**DO THIS**
Copy out everything from the line that contains "What elements are in" down to the line that contains "navigation-pane: Видео 📌", both included, reproducing each line unchanged.

**PROVIDED DATA**

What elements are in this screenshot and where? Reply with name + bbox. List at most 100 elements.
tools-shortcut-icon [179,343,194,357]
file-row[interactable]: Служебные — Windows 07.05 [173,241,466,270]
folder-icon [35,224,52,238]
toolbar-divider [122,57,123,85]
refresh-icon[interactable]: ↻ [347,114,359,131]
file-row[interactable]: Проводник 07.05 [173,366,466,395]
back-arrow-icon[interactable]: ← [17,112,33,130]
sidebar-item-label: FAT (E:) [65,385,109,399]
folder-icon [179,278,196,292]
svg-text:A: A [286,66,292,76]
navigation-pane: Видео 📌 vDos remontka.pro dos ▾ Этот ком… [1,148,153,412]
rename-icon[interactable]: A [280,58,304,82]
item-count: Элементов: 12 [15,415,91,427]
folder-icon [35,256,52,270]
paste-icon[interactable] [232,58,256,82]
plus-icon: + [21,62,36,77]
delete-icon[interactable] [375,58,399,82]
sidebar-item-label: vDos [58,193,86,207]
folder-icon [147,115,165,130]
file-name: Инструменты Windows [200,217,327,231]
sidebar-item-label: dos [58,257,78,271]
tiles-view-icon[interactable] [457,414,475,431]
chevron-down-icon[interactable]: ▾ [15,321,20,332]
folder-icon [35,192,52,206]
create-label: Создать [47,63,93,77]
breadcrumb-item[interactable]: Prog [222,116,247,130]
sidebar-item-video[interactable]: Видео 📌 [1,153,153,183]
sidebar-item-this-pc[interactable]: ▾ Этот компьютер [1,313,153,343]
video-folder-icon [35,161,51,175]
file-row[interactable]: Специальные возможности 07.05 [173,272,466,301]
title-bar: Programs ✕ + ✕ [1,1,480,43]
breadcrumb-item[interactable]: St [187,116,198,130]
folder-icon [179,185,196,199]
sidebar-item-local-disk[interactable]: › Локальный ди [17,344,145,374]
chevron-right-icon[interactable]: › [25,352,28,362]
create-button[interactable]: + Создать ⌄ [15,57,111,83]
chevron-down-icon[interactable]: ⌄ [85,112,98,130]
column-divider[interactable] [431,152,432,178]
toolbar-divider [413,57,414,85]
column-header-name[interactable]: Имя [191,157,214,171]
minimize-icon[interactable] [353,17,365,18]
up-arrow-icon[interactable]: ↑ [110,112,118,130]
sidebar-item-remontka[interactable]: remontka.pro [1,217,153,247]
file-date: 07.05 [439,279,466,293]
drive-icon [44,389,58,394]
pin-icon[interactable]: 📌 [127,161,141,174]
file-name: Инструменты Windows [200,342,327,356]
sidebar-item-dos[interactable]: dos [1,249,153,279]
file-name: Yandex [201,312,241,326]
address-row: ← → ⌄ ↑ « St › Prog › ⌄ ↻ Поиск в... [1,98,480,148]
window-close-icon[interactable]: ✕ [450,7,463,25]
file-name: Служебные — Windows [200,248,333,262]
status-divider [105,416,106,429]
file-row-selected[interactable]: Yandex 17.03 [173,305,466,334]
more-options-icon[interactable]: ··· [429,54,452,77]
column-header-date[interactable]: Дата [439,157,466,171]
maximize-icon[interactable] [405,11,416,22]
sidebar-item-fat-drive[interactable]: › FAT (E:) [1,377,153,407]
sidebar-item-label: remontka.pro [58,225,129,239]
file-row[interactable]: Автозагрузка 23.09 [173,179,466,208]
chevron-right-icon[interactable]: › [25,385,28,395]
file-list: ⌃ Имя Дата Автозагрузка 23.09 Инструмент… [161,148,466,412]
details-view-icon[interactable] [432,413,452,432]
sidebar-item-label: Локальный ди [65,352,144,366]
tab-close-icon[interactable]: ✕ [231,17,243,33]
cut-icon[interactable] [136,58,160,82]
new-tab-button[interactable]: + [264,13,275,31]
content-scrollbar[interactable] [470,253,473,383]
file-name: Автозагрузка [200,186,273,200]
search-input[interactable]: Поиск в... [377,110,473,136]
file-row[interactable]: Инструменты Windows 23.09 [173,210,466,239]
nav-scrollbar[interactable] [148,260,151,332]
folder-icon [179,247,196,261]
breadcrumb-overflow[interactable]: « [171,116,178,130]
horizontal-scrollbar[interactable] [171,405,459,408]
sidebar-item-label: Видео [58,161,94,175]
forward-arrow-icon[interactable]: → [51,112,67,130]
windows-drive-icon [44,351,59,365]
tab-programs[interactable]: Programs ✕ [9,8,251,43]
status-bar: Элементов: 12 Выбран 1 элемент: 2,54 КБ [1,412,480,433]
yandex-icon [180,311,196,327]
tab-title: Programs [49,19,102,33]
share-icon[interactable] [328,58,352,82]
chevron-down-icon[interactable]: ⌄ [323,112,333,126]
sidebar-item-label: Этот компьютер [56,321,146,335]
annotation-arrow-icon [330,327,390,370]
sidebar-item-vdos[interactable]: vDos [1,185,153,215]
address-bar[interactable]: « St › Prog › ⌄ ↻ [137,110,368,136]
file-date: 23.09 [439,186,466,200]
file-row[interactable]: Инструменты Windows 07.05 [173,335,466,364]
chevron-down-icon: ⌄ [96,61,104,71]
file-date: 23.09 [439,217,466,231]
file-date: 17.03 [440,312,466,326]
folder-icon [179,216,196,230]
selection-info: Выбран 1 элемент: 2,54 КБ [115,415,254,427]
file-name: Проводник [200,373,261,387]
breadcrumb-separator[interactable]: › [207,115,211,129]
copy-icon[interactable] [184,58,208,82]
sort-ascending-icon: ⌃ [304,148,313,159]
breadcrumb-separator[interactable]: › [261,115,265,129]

* * *

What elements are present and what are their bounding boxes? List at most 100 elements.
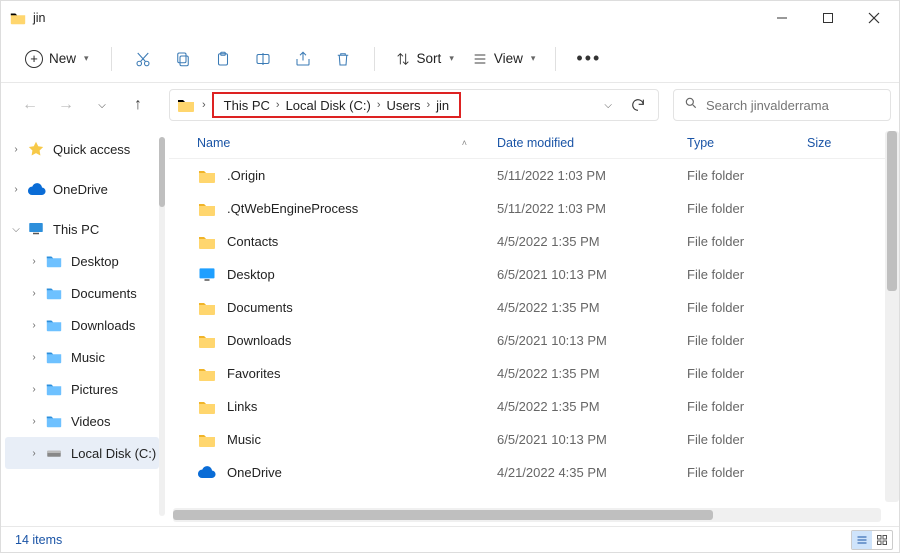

**THE COMPLETED TASK**
What elements are in this screenshot and where? Reply with name + bbox. List at most 100 elements.
tools-shortcut-icon [179,343,194,357]
file-row[interactable]: Служебные — Windows 07.05 [173,241,466,270]
folder-icon [35,224,52,238]
toolbar-divider [122,57,123,85]
refresh-icon[interactable]: ↻ [347,114,359,131]
file-row[interactable]: Проводник 07.05 [173,366,466,395]
back-arrow-icon[interactable]: ← [17,112,33,130]
sidebar-item-label: FAT (E:) [65,385,109,399]
folder-icon [179,278,196,292]
svg-text:A: A [286,66,292,76]
navigation-pane: Видео 📌 vDos remontka.pro dos ▾ Этот ком… [1,148,153,412]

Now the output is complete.